* Extracted entries:

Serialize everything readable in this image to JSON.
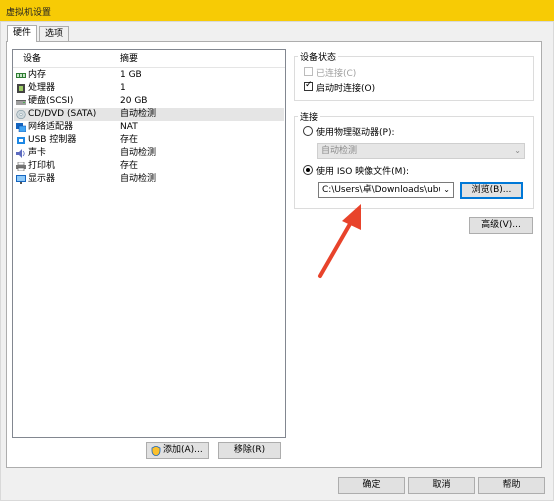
{
  "window": {
    "title": "虚拟机设置"
  },
  "tabs": [
    {
      "label": "硬件"
    },
    {
      "label": "选项"
    }
  ],
  "device_list": {
    "headers": {
      "device": "设备",
      "summary": "摘要"
    },
    "items": [
      {
        "name": "内存",
        "summary": "1 GB",
        "icon": "memory-icon"
      },
      {
        "name": "处理器",
        "summary": "1",
        "icon": "processor-icon"
      },
      {
        "name": "硬盘(SCSI)",
        "summary": "20 GB",
        "icon": "hard-disk-icon"
      },
      {
        "name": "CD/DVD (SATA)",
        "summary": "自动检测",
        "icon": "cd-dvd-icon",
        "selected": true
      },
      {
        "name": "网络适配器",
        "summary": "NAT",
        "icon": "network-adapter-icon"
      },
      {
        "name": "USB 控制器",
        "summary": "存在",
        "icon": "usb-controller-icon"
      },
      {
        "name": "声卡",
        "summary": "自动检测",
        "icon": "sound-card-icon"
      },
      {
        "name": "打印机",
        "summary": "存在",
        "icon": "printer-icon"
      },
      {
        "name": "显示器",
        "summary": "自动检测",
        "icon": "display-icon"
      }
    ]
  },
  "list_buttons": {
    "add": "添加(A)...",
    "remove": "移除(R)"
  },
  "device_status": {
    "title": "设备状态",
    "connected": {
      "label": "已连接(C)",
      "checked": false,
      "enabled": false
    },
    "connect_at_power_on": {
      "label": "启动时连接(O)",
      "checked": true
    }
  },
  "connection": {
    "title": "连接",
    "physical_drive": {
      "label": "使用物理驱动器(P):",
      "selected": false
    },
    "physical_drive_select": {
      "value": "自动检测",
      "enabled": false
    },
    "iso_image": {
      "label": "使用 ISO 映像文件(M):",
      "selected": true
    },
    "iso_path": {
      "value": "C:\\Users\\卓\\Downloads\\ubu"
    },
    "browse_button": "浏览(B)..."
  },
  "advanced_button": "高级(V)...",
  "footer": {
    "ok": "确定",
    "cancel": "取消",
    "help": "帮助"
  },
  "colors": {
    "title_bar": "#f7cb05",
    "annotation_arrow": "#e8432b",
    "focus": "#0078d7"
  }
}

* Short task: Retype each line of the listing above word for word. Exclude the pictures.

* Solved problem:
Serialize everything readable in this image to JSON.
{
  "window": {
    "title": "虚拟机设置"
  },
  "tabs": [
    {
      "label": "硬件"
    },
    {
      "label": "选项"
    }
  ],
  "device_list": {
    "headers": {
      "device": "设备",
      "summary": "摘要"
    },
    "items": [
      {
        "name": "内存",
        "summary": "1 GB",
        "icon": "memory-icon"
      },
      {
        "name": "处理器",
        "summary": "1",
        "icon": "processor-icon"
      },
      {
        "name": "硬盘(SCSI)",
        "summary": "20 GB",
        "icon": "hard-disk-icon"
      },
      {
        "name": "CD/DVD (SATA)",
        "summary": "自动检测",
        "icon": "cd-dvd-icon",
        "selected": true
      },
      {
        "name": "网络适配器",
        "summary": "NAT",
        "icon": "network-adapter-icon"
      },
      {
        "name": "USB 控制器",
        "summary": "存在",
        "icon": "usb-controller-icon"
      },
      {
        "name": "声卡",
        "summary": "自动检测",
        "icon": "sound-card-icon"
      },
      {
        "name": "打印机",
        "summary": "存在",
        "icon": "printer-icon"
      },
      {
        "name": "显示器",
        "summary": "自动检测",
        "icon": "display-icon"
      }
    ]
  },
  "list_buttons": {
    "add": "添加(A)...",
    "remove": "移除(R)"
  },
  "device_status": {
    "title": "设备状态",
    "connected": {
      "label": "已连接(C)",
      "checked": false,
      "enabled": false
    },
    "connect_at_power_on": {
      "label": "启动时连接(O)",
      "checked": true
    }
  },
  "connection": {
    "title": "连接",
    "physical_drive": {
      "label": "使用物理驱动器(P):",
      "selected": false
    },
    "physical_drive_select": {
      "value": "自动检测",
      "enabled": false
    },
    "iso_image": {
      "label": "使用 ISO 映像文件(M):",
      "selected": true
    },
    "iso_path": {
      "value": "C:\\Users\\卓\\Downloads\\ubu"
    },
    "browse_button": "浏览(B)..."
  },
  "advanced_button": "高级(V)...",
  "footer": {
    "ok": "确定",
    "cancel": "取消",
    "help": "帮助"
  },
  "colors": {
    "title_bar": "#f7cb05",
    "annotation_arrow": "#e8432b",
    "focus": "#0078d7"
  }
}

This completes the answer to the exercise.